-- begin Supplied data --

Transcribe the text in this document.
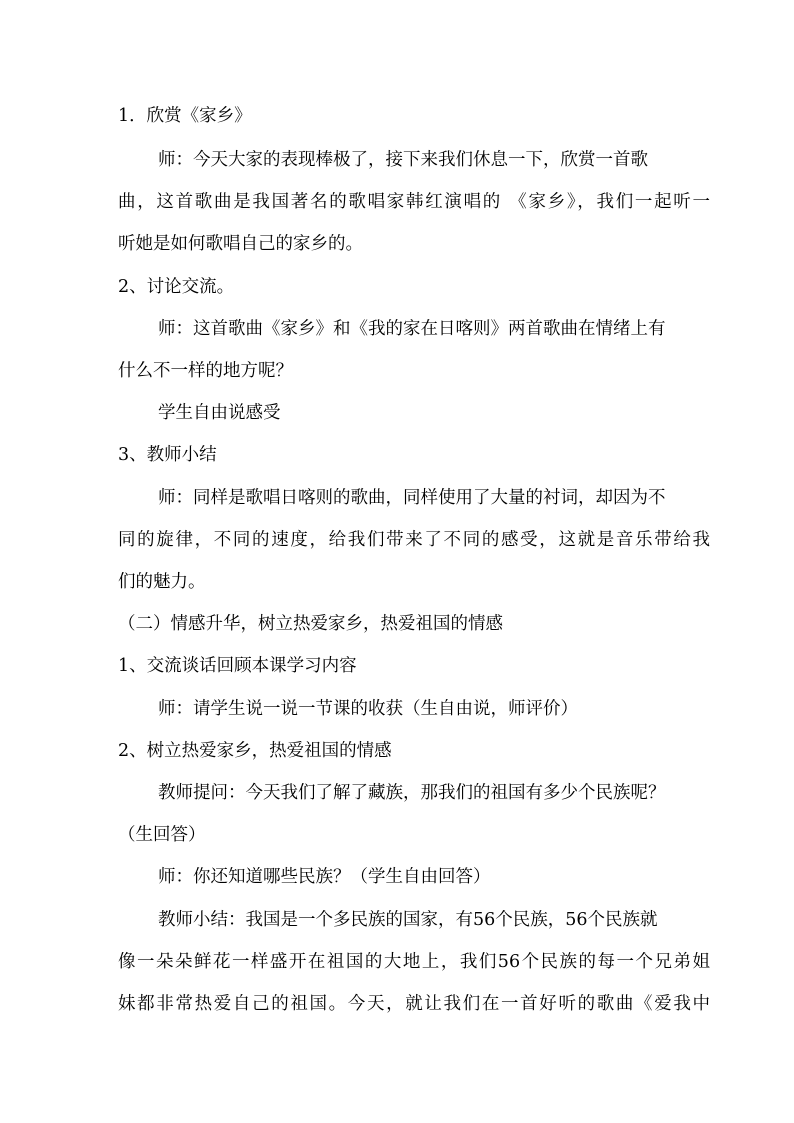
1．欣赏《家乡》
师：今天大家的表现棒极了，接下来我们休息一下，欣赏一首歌
曲，这首歌曲是我国著名的歌唱家韩红演唱的 《家乡》，我们一起听一
听她是如何歌唱自己的家乡的。
2、讨论交流。
师：这首歌曲《家乡》和《我的家在日喀则》两首歌曲在情绪上有
什么不一样的地方呢？
学生自由说感受
3、教师小结
师：同样是歌唱日喀则的歌曲，同样使用了大量的衬词，却因为不
同的旋律，不同的速度，给我们带来了不同的感受，这就是音乐带给我
们的魅力。
（二）情感升华，树立热爱家乡，热爱祖国的情感
1、交流谈话回顾本课学习内容
师：请学生说一说一节课的收获（生自由说，师评价）
2、树立热爱家乡，热爱祖国的情感
教师提问：今天我们了解了藏族，那我们的祖国有多少个民族呢？
（生回答）
师：你还知道哪些民族？（学生自由回答）
教师小结：我国是一个多民族的国家，有56个民族，56个民族就
像一朵朵鲜花一样盛开在祖国的大地上，我们56个民族的每一个兄弟姐
妹都非常热爱自己的祖国。今天，就让我们在一首好听的歌曲《爱我中
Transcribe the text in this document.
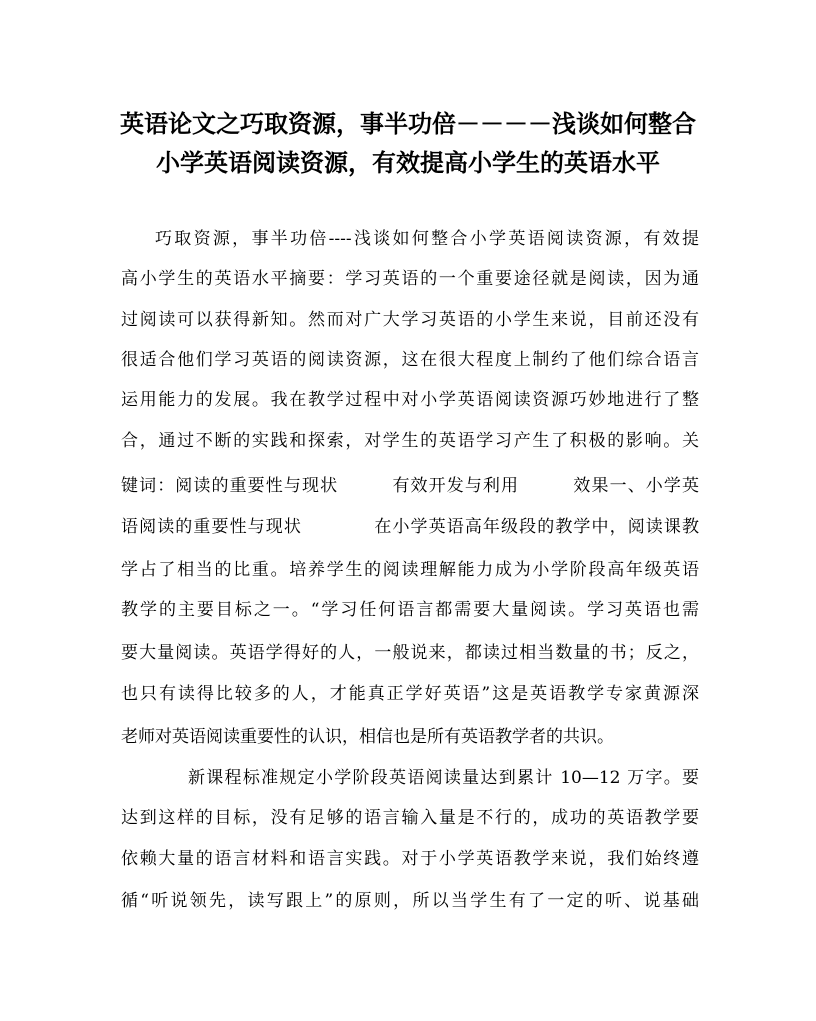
英语论文之巧取资源，事半功倍－－－－浅谈如何整合
小学英语阅读资源，有效提高小学生的英语水平
巧取资源，事半功倍----浅谈如何整合小学英语阅读资源，有效提
高小学生的英语水平摘要：学习英语的一个重要途径就是阅读，因为通
过阅读可以获得新知。然而对广大学习英语的小学生来说，目前还没有
很适合他们学习英语的阅读资源，这在很大程度上制约了他们综合语言
运用能力的发展。我在教学过程中对小学英语阅读资源巧妙地进行了整
合，通过不断的实践和探索，对学生的英语学习产生了积极的影响。关
键词：阅读的重要性与现状　　　有效开发与利用　　　效果一、小学英
语阅读的重要性与现状　　　　在小学英语高年级段的教学中，阅读课教
学占了相当的比重。培养学生的阅读理解能力成为小学阶段高年级英语
教学的主要目标之一。“学习任何语言都需要大量阅读。学习英语也需
要大量阅读。英语学得好的人，一般说来，都读过相当数量的书；反之，
也只有读得比较多的人，才能真正学好英语”这是英语教学专家黄源深
老师对英语阅读重要性的认识，相信也是所有英语教学者的共识。
新课程标准规定小学阶段英语阅读量达到累计 10—12 万字。要
达到这样的目标，没有足够的语言输入量是不行的，成功的英语教学要
依赖大量的语言材料和语言实践。对于小学英语教学来说，我们始终遵
循“听说领先，读写跟上”的原则，所以当学生有了一定的听、说基础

-- end Supplied data --

Go through the listing above and list every line that has the word "热爱祖国的情感".

（二）情感升华，树立热爱家乡，热爱祖国的情感
2、树立热爱家乡，热爱祖国的情感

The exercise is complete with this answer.